**EXERCISE**
An exact reproduction of the records is required, with all images left out.

** START **

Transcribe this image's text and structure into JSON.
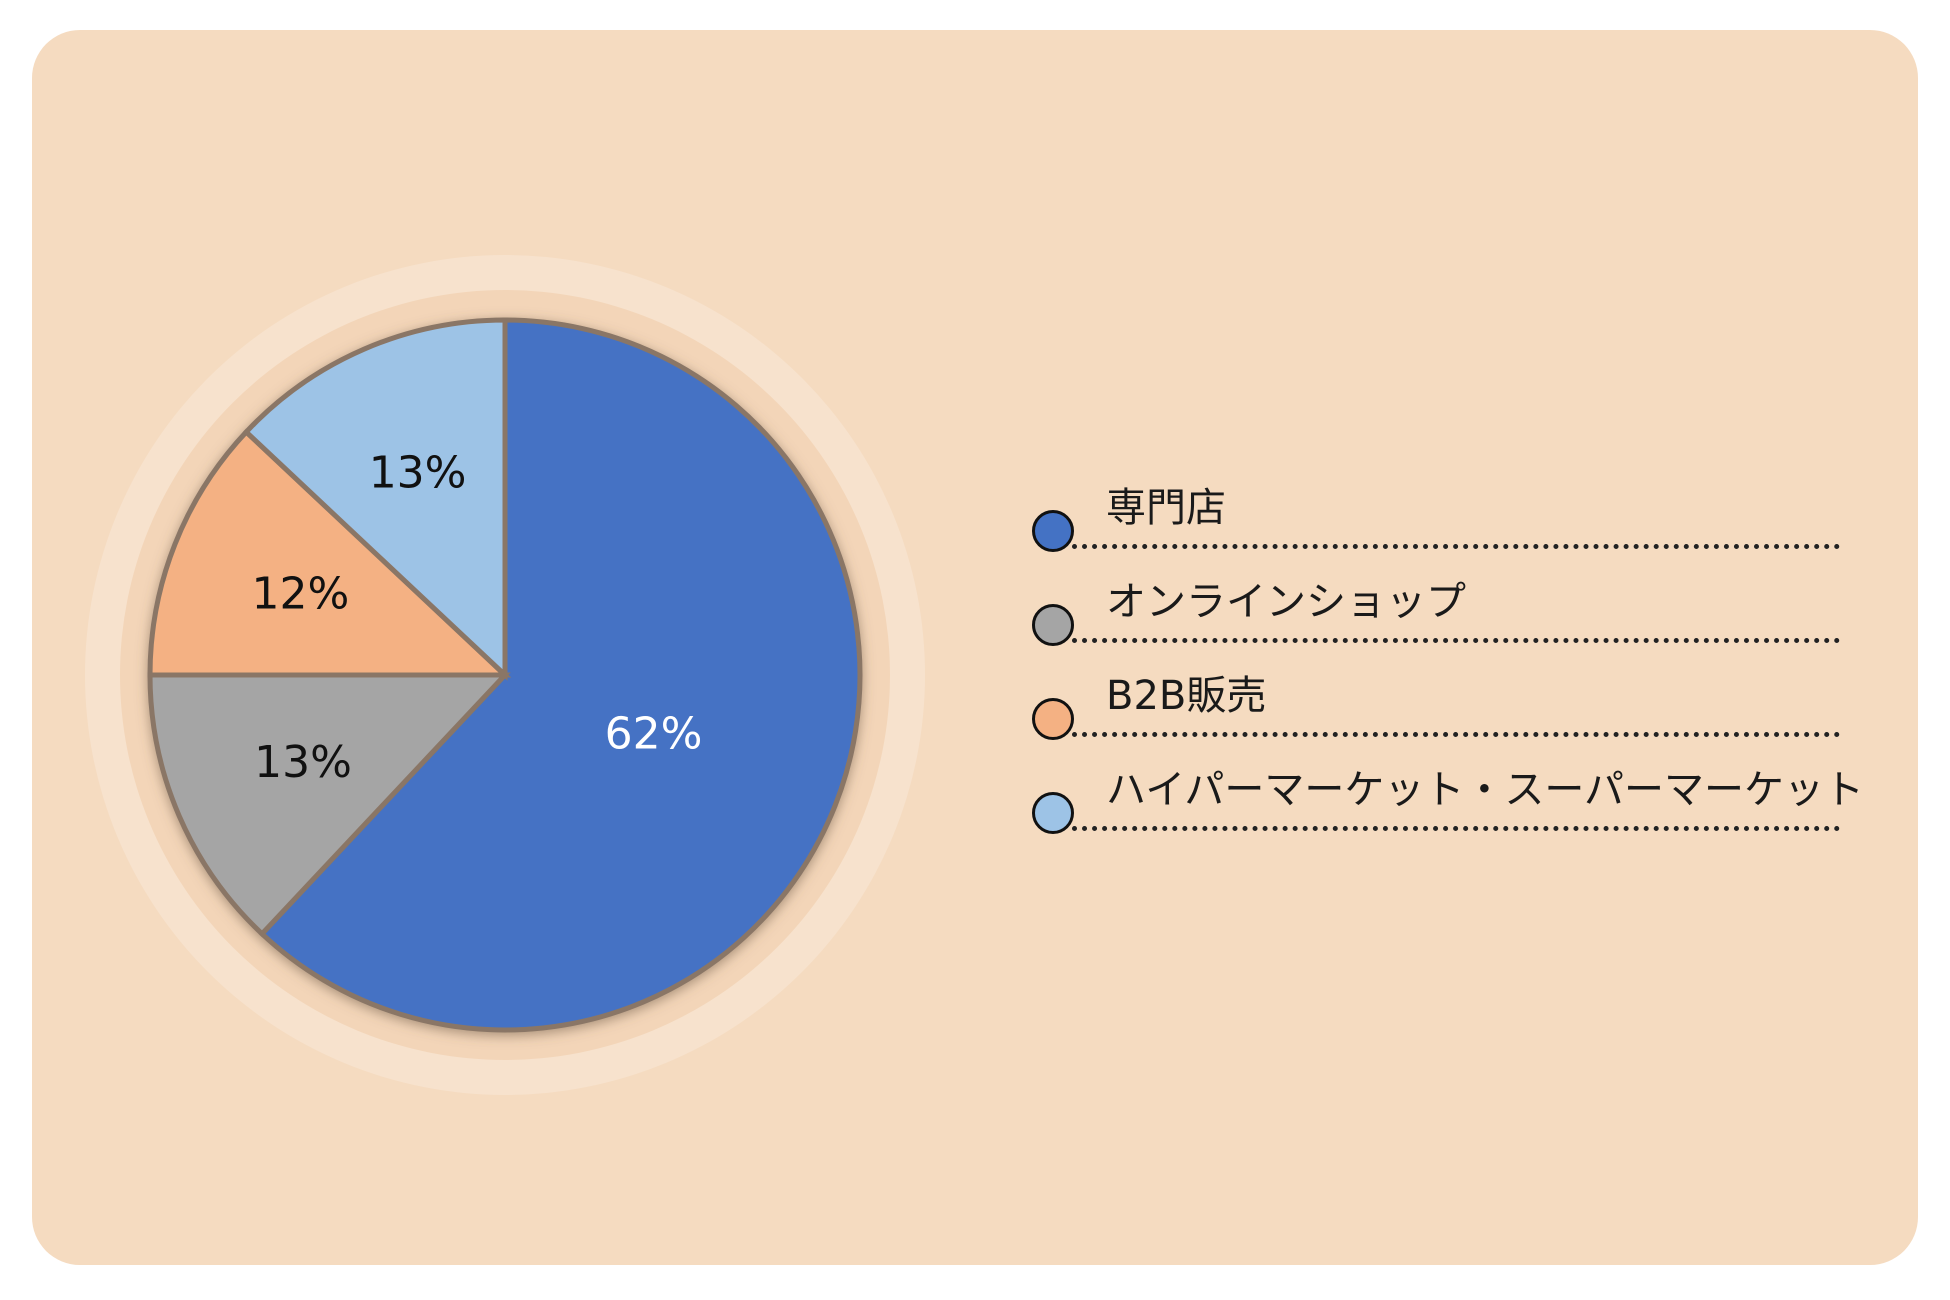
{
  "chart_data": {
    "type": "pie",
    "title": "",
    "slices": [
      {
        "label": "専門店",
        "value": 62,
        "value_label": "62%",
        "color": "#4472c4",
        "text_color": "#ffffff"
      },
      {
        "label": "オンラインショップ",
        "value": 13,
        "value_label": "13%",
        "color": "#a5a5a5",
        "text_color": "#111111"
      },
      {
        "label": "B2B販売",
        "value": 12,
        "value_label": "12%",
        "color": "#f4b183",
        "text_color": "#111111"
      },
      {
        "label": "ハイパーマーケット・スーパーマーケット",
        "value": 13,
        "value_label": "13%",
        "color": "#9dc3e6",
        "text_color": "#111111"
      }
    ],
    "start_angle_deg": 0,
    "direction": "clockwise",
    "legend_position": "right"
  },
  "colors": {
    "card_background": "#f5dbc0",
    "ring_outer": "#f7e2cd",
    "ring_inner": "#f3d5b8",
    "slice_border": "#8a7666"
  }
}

** END **

**RESPONSE FOR THIS EXERCISE**
Transcribe this image's text and structure into JSON.
{
  "chart_data": {
    "type": "pie",
    "title": "",
    "slices": [
      {
        "label": "専門店",
        "value": 62,
        "value_label": "62%",
        "color": "#4472c4",
        "text_color": "#ffffff"
      },
      {
        "label": "オンラインショップ",
        "value": 13,
        "value_label": "13%",
        "color": "#a5a5a5",
        "text_color": "#111111"
      },
      {
        "label": "B2B販売",
        "value": 12,
        "value_label": "12%",
        "color": "#f4b183",
        "text_color": "#111111"
      },
      {
        "label": "ハイパーマーケット・スーパーマーケット",
        "value": 13,
        "value_label": "13%",
        "color": "#9dc3e6",
        "text_color": "#111111"
      }
    ],
    "start_angle_deg": 0,
    "direction": "clockwise",
    "legend_position": "right"
  },
  "colors": {
    "card_background": "#f5dbc0",
    "ring_outer": "#f7e2cd",
    "ring_inner": "#f3d5b8",
    "slice_border": "#8a7666"
  }
}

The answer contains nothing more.